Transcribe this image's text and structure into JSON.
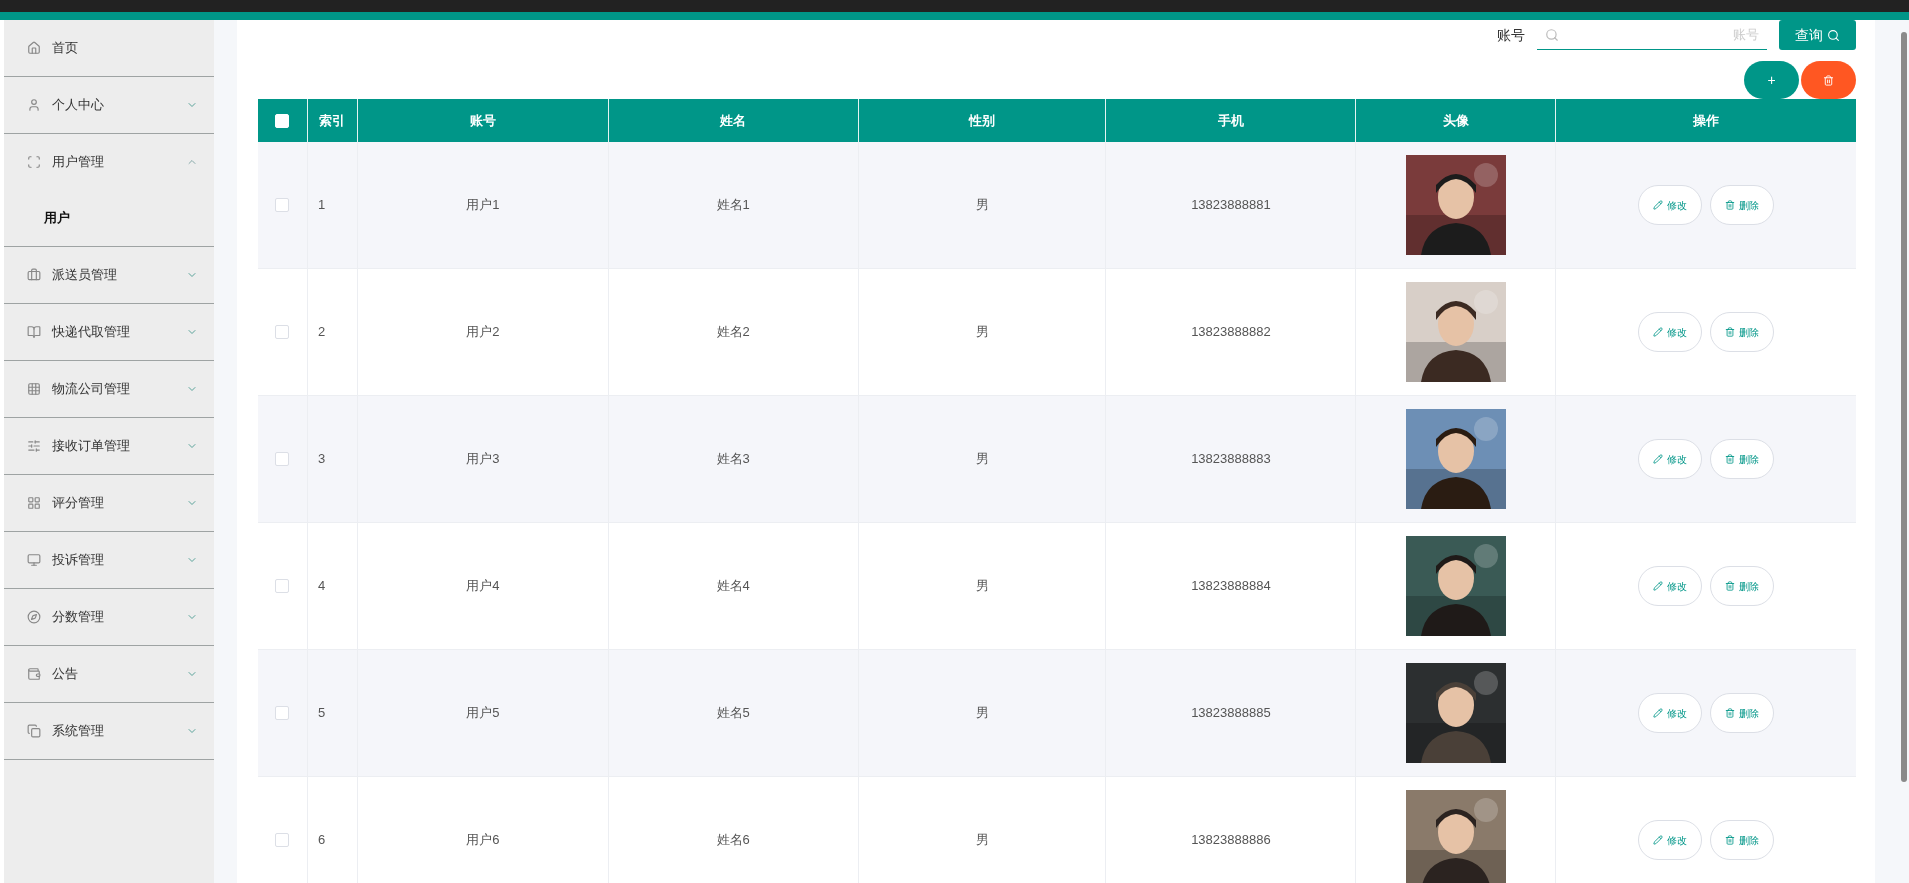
{
  "sidebar": {
    "items": [
      {
        "label": "首页"
      },
      {
        "label": "个人中心",
        "expanded": false
      },
      {
        "label": "用户管理",
        "expanded": true,
        "children": [
          {
            "label": "用户",
            "selected": true
          }
        ]
      },
      {
        "label": "派送员管理",
        "expanded": false
      },
      {
        "label": "快递代取管理",
        "expanded": false
      },
      {
        "label": "物流公司管理",
        "expanded": false
      },
      {
        "label": "接收订单管理",
        "expanded": false
      },
      {
        "label": "评分管理",
        "expanded": false
      },
      {
        "label": "投诉管理",
        "expanded": false
      },
      {
        "label": "分数管理",
        "expanded": false
      },
      {
        "label": "公告",
        "expanded": false
      },
      {
        "label": "系统管理",
        "expanded": false
      }
    ]
  },
  "search": {
    "label": "账号",
    "placeholder": "账号",
    "button": "查询"
  },
  "toolbar": {
    "add": "+"
  },
  "table": {
    "select_all_checked": false,
    "columns": [
      "索引",
      "账号",
      "姓名",
      "性别",
      "手机",
      "头像",
      "操作"
    ],
    "rows": [
      {
        "checked": false,
        "index": "1",
        "account": "用户1",
        "name": "姓名1",
        "gender": "男",
        "phone": "13823888881",
        "edit": "修改",
        "delete": "删除"
      },
      {
        "checked": false,
        "index": "2",
        "account": "用户2",
        "name": "姓名2",
        "gender": "男",
        "phone": "13823888882",
        "edit": "修改",
        "delete": "删除"
      },
      {
        "checked": false,
        "index": "3",
        "account": "用户3",
        "name": "姓名3",
        "gender": "男",
        "phone": "13823888883",
        "edit": "修改",
        "delete": "删除"
      },
      {
        "checked": false,
        "index": "4",
        "account": "用户4",
        "name": "姓名4",
        "gender": "男",
        "phone": "13823888884",
        "edit": "修改",
        "delete": "删除"
      },
      {
        "checked": false,
        "index": "5",
        "account": "用户5",
        "name": "姓名5",
        "gender": "男",
        "phone": "13823888885",
        "edit": "修改",
        "delete": "删除"
      },
      {
        "checked": false,
        "index": "6",
        "account": "用户6",
        "name": "姓名6",
        "gender": "男",
        "phone": "13823888886",
        "edit": "修改",
        "delete": "删除"
      }
    ]
  }
}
***
● **Set exercise**: Pull every line containing "index" out of the records.

● **Expected answer**:
        "index": "1",
        "index": "2",
        "index": "3",
        "index": "4",
        "index": "5",
        "index": "6",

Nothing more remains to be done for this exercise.